### [JOB]
Transcribe each entry below exactly. Pictures do not go in the copy.

--- ITEMS ---

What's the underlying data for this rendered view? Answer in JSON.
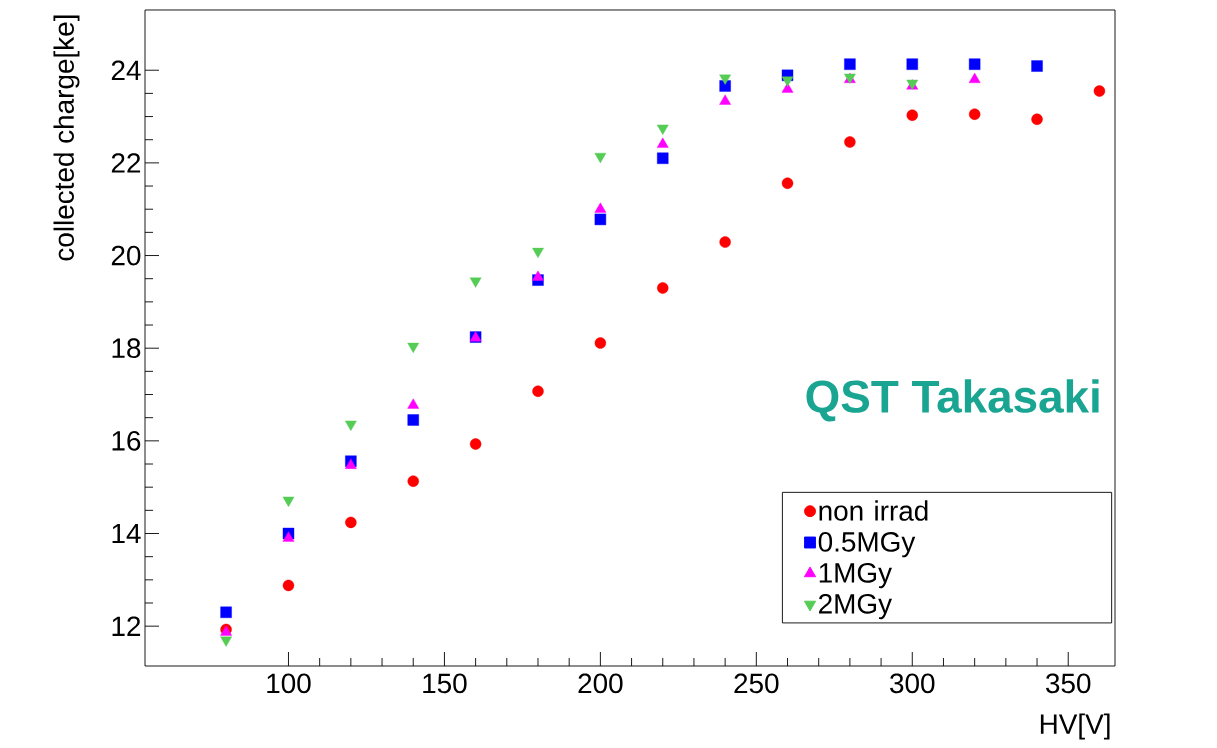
{
  "chart_data": {
    "type": "scatter",
    "xlabel": "HV[V]",
    "ylabel": "collected charge[ke]",
    "x": [
      80,
      100,
      120,
      140,
      160,
      180,
      200,
      220,
      240,
      260,
      280,
      300,
      320,
      340,
      360
    ],
    "series": [
      {
        "name": "non irrad",
        "color": "#ff0000",
        "marker": "circle",
        "values": [
          11.93,
          12.88,
          14.24,
          15.13,
          15.93,
          17.07,
          18.11,
          19.3,
          20.29,
          21.56,
          22.45,
          23.03,
          23.05,
          22.94,
          23.55
        ]
      },
      {
        "name": "0.5MGy",
        "color": "#0000ff",
        "marker": "square",
        "values": [
          12.3,
          14.0,
          15.56,
          16.45,
          18.24,
          19.47,
          20.78,
          22.1,
          23.66,
          23.89,
          24.13,
          24.13,
          24.13,
          24.09,
          null
        ]
      },
      {
        "name": "1MGy",
        "color": "#ff00ff",
        "marker": "triangle",
        "values": [
          11.87,
          13.9,
          15.47,
          16.77,
          18.22,
          19.53,
          21.0,
          22.4,
          23.33,
          23.59,
          23.8,
          23.66,
          23.8,
          null,
          null
        ]
      },
      {
        "name": "2MGy",
        "color": "#55cc55",
        "marker": "triangle-down",
        "values": [
          11.7,
          14.72,
          16.36,
          18.04,
          19.45,
          20.09,
          22.14,
          22.75,
          23.83,
          23.79,
          23.85,
          23.72,
          null,
          null,
          null
        ]
      }
    ],
    "xlim": [
      54,
      365
    ],
    "ylim": [
      11.14,
      25.3
    ],
    "xticks": [
      100,
      150,
      200,
      250,
      300,
      350
    ],
    "yticks": [
      12,
      14,
      16,
      18,
      20,
      22,
      24
    ],
    "grid": false,
    "legend": "bottom right",
    "annotations": [
      "QST Takasaki"
    ]
  }
}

---

### [OUTPUT OF THE TASK]
What's the underlying data for this rendered view? Answer in JSON.
{
  "chart_data": {
    "type": "scatter",
    "xlabel": "HV[V]",
    "ylabel": "collected charge[ke]",
    "x": [
      80,
      100,
      120,
      140,
      160,
      180,
      200,
      220,
      240,
      260,
      280,
      300,
      320,
      340,
      360
    ],
    "series": [
      {
        "name": "non irrad",
        "color": "#ff0000",
        "marker": "circle",
        "values": [
          11.93,
          12.88,
          14.24,
          15.13,
          15.93,
          17.07,
          18.11,
          19.3,
          20.29,
          21.56,
          22.45,
          23.03,
          23.05,
          22.94,
          23.55
        ]
      },
      {
        "name": "0.5MGy",
        "color": "#0000ff",
        "marker": "square",
        "values": [
          12.3,
          14.0,
          15.56,
          16.45,
          18.24,
          19.47,
          20.78,
          22.1,
          23.66,
          23.89,
          24.13,
          24.13,
          24.13,
          24.09,
          null
        ]
      },
      {
        "name": "1MGy",
        "color": "#ff00ff",
        "marker": "triangle",
        "values": [
          11.87,
          13.9,
          15.47,
          16.77,
          18.22,
          19.53,
          21.0,
          22.4,
          23.33,
          23.59,
          23.8,
          23.66,
          23.8,
          null,
          null
        ]
      },
      {
        "name": "2MGy",
        "color": "#55cc55",
        "marker": "triangle-down",
        "values": [
          11.7,
          14.72,
          16.36,
          18.04,
          19.45,
          20.09,
          22.14,
          22.75,
          23.83,
          23.79,
          23.85,
          23.72,
          null,
          null,
          null
        ]
      }
    ],
    "xlim": [
      54,
      365
    ],
    "ylim": [
      11.14,
      25.3
    ],
    "xticks": [
      100,
      150,
      200,
      250,
      300,
      350
    ],
    "yticks": [
      12,
      14,
      16,
      18,
      20,
      22,
      24
    ],
    "grid": false,
    "legend": "bottom right",
    "annotations": [
      "QST Takasaki"
    ]
  }
}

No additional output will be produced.